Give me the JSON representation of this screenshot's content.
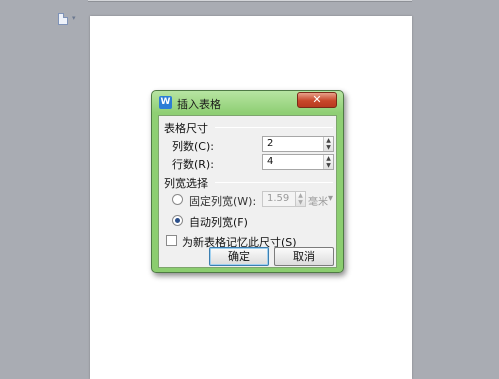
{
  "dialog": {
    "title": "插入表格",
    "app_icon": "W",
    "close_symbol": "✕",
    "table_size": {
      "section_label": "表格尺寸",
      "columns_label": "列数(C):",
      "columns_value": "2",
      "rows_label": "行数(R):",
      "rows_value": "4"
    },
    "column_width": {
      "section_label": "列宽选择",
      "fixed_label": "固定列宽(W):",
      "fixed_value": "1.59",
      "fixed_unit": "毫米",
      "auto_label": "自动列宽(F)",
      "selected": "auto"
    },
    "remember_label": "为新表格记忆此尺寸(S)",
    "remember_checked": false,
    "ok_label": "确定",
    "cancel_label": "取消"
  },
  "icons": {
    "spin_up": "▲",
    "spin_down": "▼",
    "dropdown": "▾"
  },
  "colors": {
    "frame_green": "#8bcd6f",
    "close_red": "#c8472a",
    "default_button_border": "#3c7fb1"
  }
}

# Exercise instructions
The records above are to be reproduced exactly; the pictures are to be left out.

# Response to this exercise
Give me the JSON representation of this screenshot's content.
{
  "dialog": {
    "title": "插入表格",
    "app_icon": "W",
    "close_symbol": "✕",
    "table_size": {
      "section_label": "表格尺寸",
      "columns_label": "列数(C):",
      "columns_value": "2",
      "rows_label": "行数(R):",
      "rows_value": "4"
    },
    "column_width": {
      "section_label": "列宽选择",
      "fixed_label": "固定列宽(W):",
      "fixed_value": "1.59",
      "fixed_unit": "毫米",
      "auto_label": "自动列宽(F)",
      "selected": "auto"
    },
    "remember_label": "为新表格记忆此尺寸(S)",
    "remember_checked": false,
    "ok_label": "确定",
    "cancel_label": "取消"
  },
  "icons": {
    "spin_up": "▲",
    "spin_down": "▼",
    "dropdown": "▾"
  },
  "colors": {
    "frame_green": "#8bcd6f",
    "close_red": "#c8472a",
    "default_button_border": "#3c7fb1"
  }
}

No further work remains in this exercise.